### [Aim]
Look through the data below. Collect every line where the word "with" occurs.

### [Collected data]
##########

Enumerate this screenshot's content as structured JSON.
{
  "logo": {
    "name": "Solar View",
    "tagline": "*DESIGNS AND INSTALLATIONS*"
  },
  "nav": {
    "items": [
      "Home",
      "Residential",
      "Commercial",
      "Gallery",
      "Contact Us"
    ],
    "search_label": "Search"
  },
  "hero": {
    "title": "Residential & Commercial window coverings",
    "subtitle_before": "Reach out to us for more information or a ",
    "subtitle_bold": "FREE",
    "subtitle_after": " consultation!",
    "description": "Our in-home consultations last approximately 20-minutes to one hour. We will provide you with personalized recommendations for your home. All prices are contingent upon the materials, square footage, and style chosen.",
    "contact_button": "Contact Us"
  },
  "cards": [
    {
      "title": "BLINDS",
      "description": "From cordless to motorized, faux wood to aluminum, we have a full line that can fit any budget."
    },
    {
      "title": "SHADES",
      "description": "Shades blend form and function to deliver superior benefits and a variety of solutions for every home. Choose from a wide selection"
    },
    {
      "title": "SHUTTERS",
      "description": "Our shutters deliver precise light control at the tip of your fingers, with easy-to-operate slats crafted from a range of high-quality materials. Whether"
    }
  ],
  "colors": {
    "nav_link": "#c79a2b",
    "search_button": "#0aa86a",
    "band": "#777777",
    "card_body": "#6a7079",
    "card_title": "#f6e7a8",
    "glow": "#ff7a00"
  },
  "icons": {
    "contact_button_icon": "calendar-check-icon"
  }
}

##########

### [Correct result]
    "description": "Our in-home consultations last approximately 20-minutes to one hour. We will provide you with personalized recommendations for your home. All prices are contingent upon the materials, square footage, and style chosen.",
      "description": "Our shutters deliver precise light control at the tip of your fingers, with easy-to-operate slats crafted from a range of high-quality materials. Whether"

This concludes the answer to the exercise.